#### ROWS:

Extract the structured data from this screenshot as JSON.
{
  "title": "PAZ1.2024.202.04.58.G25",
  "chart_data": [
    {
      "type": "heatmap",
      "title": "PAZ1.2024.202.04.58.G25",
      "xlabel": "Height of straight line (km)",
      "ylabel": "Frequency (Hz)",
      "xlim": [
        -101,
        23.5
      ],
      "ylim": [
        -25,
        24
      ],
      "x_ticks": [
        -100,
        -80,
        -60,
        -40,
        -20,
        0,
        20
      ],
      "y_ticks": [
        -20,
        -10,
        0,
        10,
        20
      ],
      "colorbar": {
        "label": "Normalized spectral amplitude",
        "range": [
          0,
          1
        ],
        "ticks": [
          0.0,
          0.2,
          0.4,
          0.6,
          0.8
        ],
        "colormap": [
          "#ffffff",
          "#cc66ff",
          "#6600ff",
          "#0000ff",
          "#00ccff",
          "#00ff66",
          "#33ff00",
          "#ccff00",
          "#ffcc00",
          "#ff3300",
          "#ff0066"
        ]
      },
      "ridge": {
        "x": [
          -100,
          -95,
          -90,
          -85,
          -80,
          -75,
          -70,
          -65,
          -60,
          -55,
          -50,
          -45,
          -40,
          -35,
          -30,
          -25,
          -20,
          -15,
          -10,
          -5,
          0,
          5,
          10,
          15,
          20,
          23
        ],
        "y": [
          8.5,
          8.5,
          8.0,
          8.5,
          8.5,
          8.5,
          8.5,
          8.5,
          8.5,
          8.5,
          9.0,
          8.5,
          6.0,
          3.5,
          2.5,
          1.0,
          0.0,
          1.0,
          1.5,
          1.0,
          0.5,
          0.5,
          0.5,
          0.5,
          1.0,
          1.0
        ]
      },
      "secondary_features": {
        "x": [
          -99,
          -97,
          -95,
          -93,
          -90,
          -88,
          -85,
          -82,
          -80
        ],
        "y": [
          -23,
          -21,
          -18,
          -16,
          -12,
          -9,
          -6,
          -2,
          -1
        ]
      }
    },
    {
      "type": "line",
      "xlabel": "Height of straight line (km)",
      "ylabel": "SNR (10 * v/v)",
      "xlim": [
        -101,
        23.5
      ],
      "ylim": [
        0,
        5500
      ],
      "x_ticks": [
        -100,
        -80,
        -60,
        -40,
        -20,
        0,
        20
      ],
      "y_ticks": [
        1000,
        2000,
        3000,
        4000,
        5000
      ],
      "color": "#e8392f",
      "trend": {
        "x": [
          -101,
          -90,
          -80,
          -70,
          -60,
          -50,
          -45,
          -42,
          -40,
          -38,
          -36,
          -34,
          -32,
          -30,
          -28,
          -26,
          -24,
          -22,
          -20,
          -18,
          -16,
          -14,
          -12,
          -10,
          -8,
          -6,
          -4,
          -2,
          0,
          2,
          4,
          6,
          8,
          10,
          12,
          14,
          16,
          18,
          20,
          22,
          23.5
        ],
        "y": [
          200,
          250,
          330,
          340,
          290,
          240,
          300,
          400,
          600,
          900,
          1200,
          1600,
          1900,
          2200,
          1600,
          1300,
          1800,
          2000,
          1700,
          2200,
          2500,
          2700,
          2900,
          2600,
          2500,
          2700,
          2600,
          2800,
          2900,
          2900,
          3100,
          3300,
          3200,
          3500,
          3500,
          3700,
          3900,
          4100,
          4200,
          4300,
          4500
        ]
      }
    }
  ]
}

#### TASK TO COMPLETE:
Each record must be returned exactly as it is written.

#### REPLY TO THE TASK:
Extract the structured data from this screenshot as JSON.
{
  "title": "PAZ1.2024.202.04.58.G25",
  "chart_data": [
    {
      "type": "heatmap",
      "title": "PAZ1.2024.202.04.58.G25",
      "xlabel": "Height of straight line (km)",
      "ylabel": "Frequency (Hz)",
      "xlim": [
        -101,
        23.5
      ],
      "ylim": [
        -25,
        24
      ],
      "x_ticks": [
        -100,
        -80,
        -60,
        -40,
        -20,
        0,
        20
      ],
      "y_ticks": [
        -20,
        -10,
        0,
        10,
        20
      ],
      "colorbar": {
        "label": "Normalized spectral amplitude",
        "range": [
          0,
          1
        ],
        "ticks": [
          0.0,
          0.2,
          0.4,
          0.6,
          0.8
        ],
        "colormap": [
          "#ffffff",
          "#cc66ff",
          "#6600ff",
          "#0000ff",
          "#00ccff",
          "#00ff66",
          "#33ff00",
          "#ccff00",
          "#ffcc00",
          "#ff3300",
          "#ff0066"
        ]
      },
      "ridge": {
        "x": [
          -100,
          -95,
          -90,
          -85,
          -80,
          -75,
          -70,
          -65,
          -60,
          -55,
          -50,
          -45,
          -40,
          -35,
          -30,
          -25,
          -20,
          -15,
          -10,
          -5,
          0,
          5,
          10,
          15,
          20,
          23
        ],
        "y": [
          8.5,
          8.5,
          8.0,
          8.5,
          8.5,
          8.5,
          8.5,
          8.5,
          8.5,
          8.5,
          9.0,
          8.5,
          6.0,
          3.5,
          2.5,
          1.0,
          0.0,
          1.0,
          1.5,
          1.0,
          0.5,
          0.5,
          0.5,
          0.5,
          1.0,
          1.0
        ]
      },
      "secondary_features": {
        "x": [
          -99,
          -97,
          -95,
          -93,
          -90,
          -88,
          -85,
          -82,
          -80
        ],
        "y": [
          -23,
          -21,
          -18,
          -16,
          -12,
          -9,
          -6,
          -2,
          -1
        ]
      }
    },
    {
      "type": "line",
      "xlabel": "Height of straight line (km)",
      "ylabel": "SNR (10 * v/v)",
      "xlim": [
        -101,
        23.5
      ],
      "ylim": [
        0,
        5500
      ],
      "x_ticks": [
        -100,
        -80,
        -60,
        -40,
        -20,
        0,
        20
      ],
      "y_ticks": [
        1000,
        2000,
        3000,
        4000,
        5000
      ],
      "color": "#e8392f",
      "trend": {
        "x": [
          -101,
          -90,
          -80,
          -70,
          -60,
          -50,
          -45,
          -42,
          -40,
          -38,
          -36,
          -34,
          -32,
          -30,
          -28,
          -26,
          -24,
          -22,
          -20,
          -18,
          -16,
          -14,
          -12,
          -10,
          -8,
          -6,
          -4,
          -2,
          0,
          2,
          4,
          6,
          8,
          10,
          12,
          14,
          16,
          18,
          20,
          22,
          23.5
        ],
        "y": [
          200,
          250,
          330,
          340,
          290,
          240,
          300,
          400,
          600,
          900,
          1200,
          1600,
          1900,
          2200,
          1600,
          1300,
          1800,
          2000,
          1700,
          2200,
          2500,
          2700,
          2900,
          2600,
          2500,
          2700,
          2600,
          2800,
          2900,
          2900,
          3100,
          3300,
          3200,
          3500,
          3500,
          3700,
          3900,
          4100,
          4200,
          4300,
          4500
        ]
      }
    }
  ]
}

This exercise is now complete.